THE REQUEST> Copy all lines below containing "text".

::::::::::

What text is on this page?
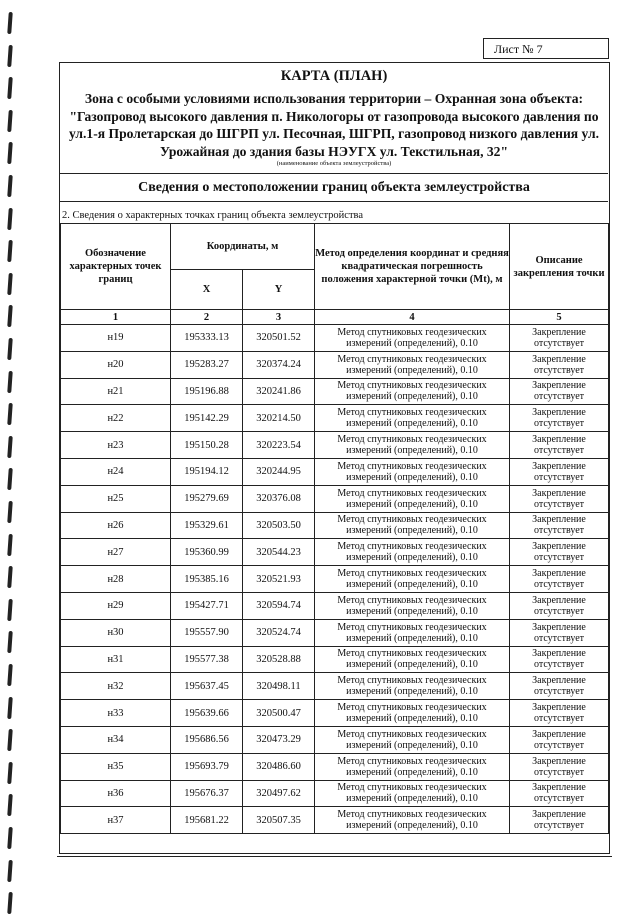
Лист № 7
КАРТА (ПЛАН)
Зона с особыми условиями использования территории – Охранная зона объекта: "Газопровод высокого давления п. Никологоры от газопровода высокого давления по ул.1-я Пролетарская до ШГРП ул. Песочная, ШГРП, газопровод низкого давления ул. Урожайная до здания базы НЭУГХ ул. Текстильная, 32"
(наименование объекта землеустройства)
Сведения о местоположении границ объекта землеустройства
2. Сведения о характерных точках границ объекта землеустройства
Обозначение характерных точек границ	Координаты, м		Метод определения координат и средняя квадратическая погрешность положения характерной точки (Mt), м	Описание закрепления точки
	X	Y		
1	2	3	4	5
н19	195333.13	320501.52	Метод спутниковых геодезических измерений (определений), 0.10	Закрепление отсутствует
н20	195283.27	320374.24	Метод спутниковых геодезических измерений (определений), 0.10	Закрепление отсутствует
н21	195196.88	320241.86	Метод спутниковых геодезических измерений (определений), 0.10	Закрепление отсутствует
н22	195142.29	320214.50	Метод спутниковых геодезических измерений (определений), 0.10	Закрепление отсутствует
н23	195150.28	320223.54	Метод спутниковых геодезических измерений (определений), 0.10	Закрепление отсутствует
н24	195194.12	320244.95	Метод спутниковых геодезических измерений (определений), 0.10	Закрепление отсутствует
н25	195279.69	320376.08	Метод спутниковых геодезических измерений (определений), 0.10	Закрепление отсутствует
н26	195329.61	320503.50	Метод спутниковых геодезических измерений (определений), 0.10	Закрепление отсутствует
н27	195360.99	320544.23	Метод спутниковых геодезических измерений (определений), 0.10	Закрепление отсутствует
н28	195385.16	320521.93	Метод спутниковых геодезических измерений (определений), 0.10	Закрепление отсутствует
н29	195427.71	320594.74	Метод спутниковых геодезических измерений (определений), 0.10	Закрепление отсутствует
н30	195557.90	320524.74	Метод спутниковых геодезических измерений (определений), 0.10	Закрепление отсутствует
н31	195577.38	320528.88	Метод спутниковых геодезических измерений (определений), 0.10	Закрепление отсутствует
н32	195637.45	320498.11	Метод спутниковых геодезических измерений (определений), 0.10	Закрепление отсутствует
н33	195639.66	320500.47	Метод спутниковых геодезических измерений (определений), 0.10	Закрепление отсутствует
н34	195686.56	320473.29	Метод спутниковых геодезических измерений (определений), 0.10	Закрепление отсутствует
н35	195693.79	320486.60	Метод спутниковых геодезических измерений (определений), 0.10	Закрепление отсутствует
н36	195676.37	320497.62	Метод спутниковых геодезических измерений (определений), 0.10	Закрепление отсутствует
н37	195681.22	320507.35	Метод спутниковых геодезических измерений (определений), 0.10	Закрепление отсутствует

::::::::::

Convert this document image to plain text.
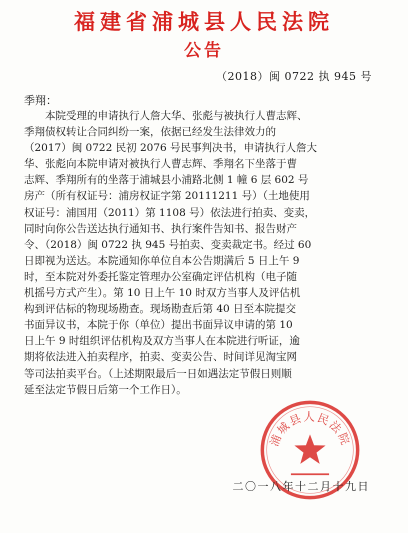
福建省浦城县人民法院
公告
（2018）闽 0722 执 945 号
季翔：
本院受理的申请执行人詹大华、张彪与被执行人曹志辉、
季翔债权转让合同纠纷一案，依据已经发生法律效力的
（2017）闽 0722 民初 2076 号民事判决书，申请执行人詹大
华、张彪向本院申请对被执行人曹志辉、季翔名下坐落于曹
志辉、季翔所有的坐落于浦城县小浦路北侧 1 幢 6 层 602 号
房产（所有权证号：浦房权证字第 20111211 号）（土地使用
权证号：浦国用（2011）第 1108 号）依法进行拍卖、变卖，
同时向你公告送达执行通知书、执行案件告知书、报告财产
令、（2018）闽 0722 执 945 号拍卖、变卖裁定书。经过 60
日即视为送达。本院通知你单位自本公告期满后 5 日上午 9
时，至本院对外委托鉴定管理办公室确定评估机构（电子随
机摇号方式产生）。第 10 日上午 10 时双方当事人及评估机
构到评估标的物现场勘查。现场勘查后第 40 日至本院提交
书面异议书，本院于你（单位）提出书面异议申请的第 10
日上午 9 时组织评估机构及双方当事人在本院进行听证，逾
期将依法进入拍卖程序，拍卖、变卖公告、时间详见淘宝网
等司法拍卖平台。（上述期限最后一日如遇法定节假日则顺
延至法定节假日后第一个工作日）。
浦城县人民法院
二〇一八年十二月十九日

::::::::::

EXERCISE SOLUTION>
What text is on this page?
Convert this document image to plain text.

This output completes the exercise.